EXERCISE PROMPT ::
In the data that follows, count every line holding the string "Country" and give the count alone.

RECORDS TO USE ::
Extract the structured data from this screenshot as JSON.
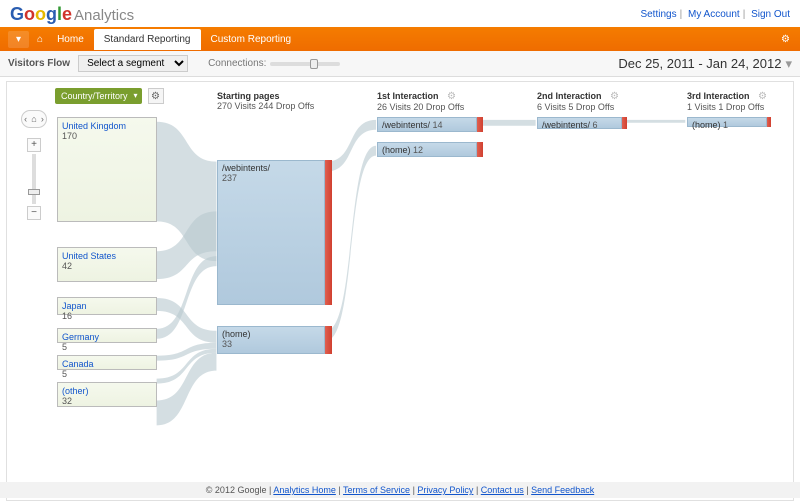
{
  "brand": {
    "google": "Google",
    "product": "Analytics"
  },
  "toplinks": {
    "settings": "Settings",
    "account": "My Account",
    "signout": "Sign Out"
  },
  "nav": {
    "home": "Home",
    "standard": "Standard Reporting",
    "custom": "Custom Reporting"
  },
  "subbar": {
    "title": "Visitors Flow",
    "segment": "Select a segment",
    "connections": "Connections:"
  },
  "daterange": {
    "from": "Dec 25, 2011",
    "to": "Jan 24, 2012"
  },
  "dimension": "Country/Territory",
  "columns": {
    "starting": {
      "title": "Starting pages",
      "sub": "270 Visits 244 Drop Offs"
    },
    "i1": {
      "title": "1st Interaction",
      "sub": "26 Visits 20 Drop Offs"
    },
    "i2": {
      "title": "2nd Interaction",
      "sub": "6 Visits 5 Drop Offs"
    },
    "i3": {
      "title": "3rd Interaction",
      "sub": "1 Visits 1 Drop Offs"
    }
  },
  "countries": [
    {
      "name": "United Kingdom",
      "value": "170"
    },
    {
      "name": "United States",
      "value": "42"
    },
    {
      "name": "Japan",
      "value": "16"
    },
    {
      "name": "Germany",
      "value": "5"
    },
    {
      "name": "Canada",
      "value": "5"
    },
    {
      "name": "(other)",
      "value": "32"
    }
  ],
  "pages": {
    "webintents": {
      "name": "/webintents/",
      "value": "237"
    },
    "home": {
      "name": "(home)",
      "value": "33"
    }
  },
  "i1nodes": {
    "a": {
      "name": "/webintents/",
      "value": "14"
    },
    "b": {
      "name": "(home)",
      "value": "12"
    }
  },
  "i2nodes": {
    "a": {
      "name": "/webintents/",
      "value": "6"
    }
  },
  "i3nodes": {
    "a": {
      "name": "(home)",
      "value": "1"
    }
  },
  "footer": {
    "copyright": "© 2012 Google",
    "links": [
      "Analytics Home",
      "Terms of Service",
      "Privacy Policy",
      "Contact us",
      "Send Feedback"
    ]
  },
  "chart_data": {
    "type": "sankey",
    "title": "Visitors Flow",
    "dimension": "Country/Territory",
    "date_range": [
      "Dec 25, 2011",
      "Jan 24, 2012"
    ],
    "stages": [
      {
        "name": "Country/Territory",
        "nodes": [
          {
            "label": "United Kingdom",
            "value": 170
          },
          {
            "label": "United States",
            "value": 42
          },
          {
            "label": "Japan",
            "value": 16
          },
          {
            "label": "Germany",
            "value": 5
          },
          {
            "label": "Canada",
            "value": 5
          },
          {
            "label": "(other)",
            "value": 32
          }
        ]
      },
      {
        "name": "Starting pages",
        "visits": 270,
        "drop_offs": 244,
        "nodes": [
          {
            "label": "/webintents/",
            "value": 237
          },
          {
            "label": "(home)",
            "value": 33
          }
        ]
      },
      {
        "name": "1st Interaction",
        "visits": 26,
        "drop_offs": 20,
        "nodes": [
          {
            "label": "/webintents/",
            "value": 14
          },
          {
            "label": "(home)",
            "value": 12
          }
        ]
      },
      {
        "name": "2nd Interaction",
        "visits": 6,
        "drop_offs": 5,
        "nodes": [
          {
            "label": "/webintents/",
            "value": 6
          }
        ]
      },
      {
        "name": "3rd Interaction",
        "visits": 1,
        "drop_offs": 1,
        "nodes": [
          {
            "label": "(home)",
            "value": 1
          }
        ]
      }
    ]
  }
}
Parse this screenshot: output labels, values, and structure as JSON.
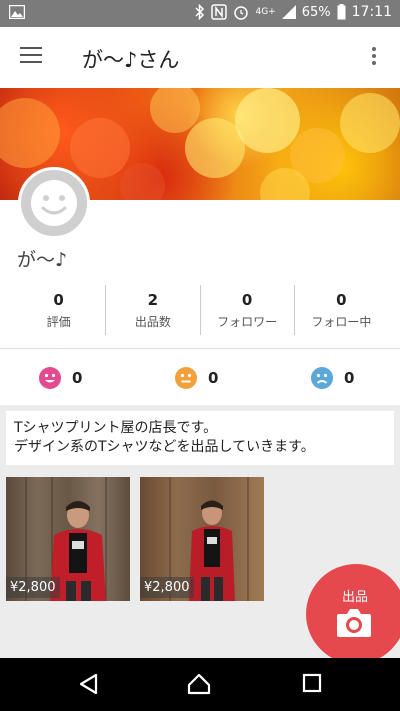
{
  "status_bar": {
    "network": "4G+",
    "battery": "65%",
    "time": "17:11"
  },
  "app_bar": {
    "title": "が〜♪さん"
  },
  "profile": {
    "username": "が〜♪",
    "stats": [
      {
        "value": "0",
        "label": "評価"
      },
      {
        "value": "2",
        "label": "出品数"
      },
      {
        "value": "0",
        "label": "フォロワー"
      },
      {
        "value": "0",
        "label": "フォロー中"
      }
    ],
    "ratings": [
      {
        "icon": "happy-face-icon",
        "count": "0",
        "color": "#e24b8f"
      },
      {
        "icon": "neutral-face-icon",
        "count": "0",
        "color": "#f2a13a"
      },
      {
        "icon": "sad-face-icon",
        "count": "0",
        "color": "#5aa7d8"
      }
    ],
    "bio_line1": "Tシャツプリント屋の店長です。",
    "bio_line2": "デザイン系のTシャツなどを出品していきます。"
  },
  "items": [
    {
      "price": "¥2,800"
    },
    {
      "price": "¥2,800"
    }
  ],
  "fab": {
    "label": "出品",
    "color": "#e5484d"
  },
  "colors": {
    "status_bar": "#7b7b7b",
    "background": "#ececec"
  }
}
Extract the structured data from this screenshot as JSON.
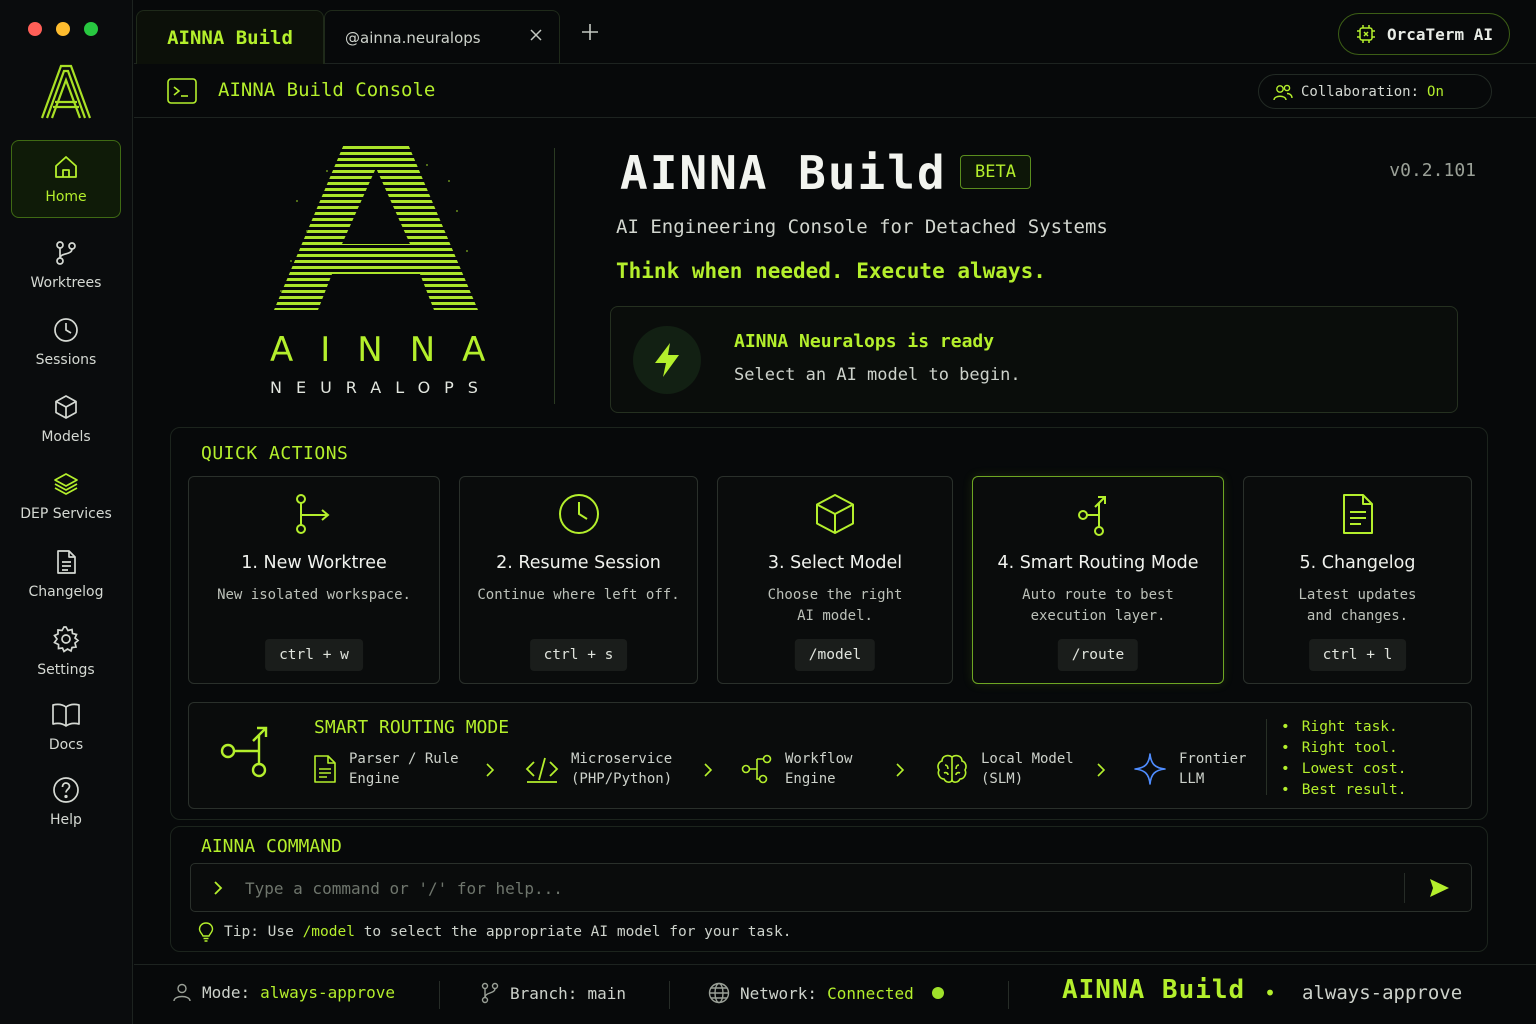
{
  "window": {
    "traffic_lights": [
      "#ff5f57",
      "#febc2e",
      "#28c840"
    ],
    "accent": "#b4ef2c"
  },
  "sidebar": {
    "logo": "A",
    "items": [
      {
        "label": "Home",
        "icon": "home-icon",
        "active": true
      },
      {
        "label": "Worktrees",
        "icon": "git-branch-icon"
      },
      {
        "label": "Sessions",
        "icon": "clock-icon"
      },
      {
        "label": "Models",
        "icon": "cube-icon"
      },
      {
        "label": "DEP Services",
        "icon": "layers-icon"
      },
      {
        "label": "Changelog",
        "icon": "document-icon"
      },
      {
        "label": "Settings",
        "icon": "gear-icon"
      },
      {
        "label": "Docs",
        "icon": "book-icon"
      },
      {
        "label": "Help",
        "icon": "help-icon"
      }
    ]
  },
  "tabs": [
    {
      "label": "AINNA Build",
      "active": true
    },
    {
      "label": "@ainna.neuralops",
      "closable": true
    }
  ],
  "orcaterm": {
    "label": "OrcaTerm AI"
  },
  "console": {
    "title": "AINNA Build Console",
    "collab_label": "Collaboration:",
    "collab_value": "On"
  },
  "hero": {
    "brand_word": "AINNA",
    "brand_sub": "NEURALOPS",
    "title": "AINNA Build",
    "badge": "BETA",
    "version": "v0.2.101",
    "subtitle": "AI Engineering Console for Detached Systems",
    "tagline": "Think when needed. Execute always.",
    "ready_title": "AINNA Neuralops is ready",
    "ready_sub": "Select an AI model to begin."
  },
  "quick_actions": {
    "heading": "QUICK ACTIONS",
    "cards": [
      {
        "title": "1. New Worktree",
        "desc": "New isolated workspace.",
        "key": "ctrl + w",
        "icon": "worktree-icon"
      },
      {
        "title": "2. Resume Session",
        "desc": "Continue where left off.",
        "key": "ctrl + s",
        "icon": "clock-icon"
      },
      {
        "title": "3. Select Model",
        "desc": "Choose the right AI model.",
        "key": "/model",
        "icon": "cube-icon"
      },
      {
        "title": "4. Smart Routing Mode",
        "desc": "Auto route to best execution layer.",
        "key": "/route",
        "icon": "routing-icon",
        "highlighted": true
      },
      {
        "title": "5. Changelog",
        "desc": "Latest updates and changes.",
        "key": "ctrl + l",
        "icon": "document-icon"
      }
    ]
  },
  "smart_routing": {
    "title": "SMART ROUTING MODE",
    "steps": [
      {
        "line1": "Parser / Rule",
        "line2": "Engine",
        "icon": "document-icon"
      },
      {
        "line1": "Microservice",
        "line2": "(PHP/Python)",
        "icon": "code-icon"
      },
      {
        "line1": "Workflow",
        "line2": "Engine",
        "icon": "workflow-icon"
      },
      {
        "line1": "Local Model",
        "line2": "(SLM)",
        "icon": "brain-icon"
      },
      {
        "line1": "Frontier",
        "line2": "LLM",
        "icon": "sparkle-icon"
      }
    ],
    "bullets": [
      "Right task.",
      "Right tool.",
      "Lowest cost.",
      "Best result."
    ]
  },
  "command": {
    "heading": "AINNA COMMAND",
    "placeholder": "Type a command or '/' for help...",
    "tip_prefix": "Tip: Use",
    "tip_cmd": "/model",
    "tip_suffix": "to select the appropriate AI model for your task."
  },
  "status": {
    "mode_label": "Mode:",
    "mode_value": "always-approve",
    "branch_label": "Branch:",
    "branch_value": "main",
    "network_label": "Network:",
    "network_value": "Connected",
    "brand": "AINNA Build",
    "separator": "•",
    "mode_right": "always-approve"
  }
}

THE ANSWER ::
3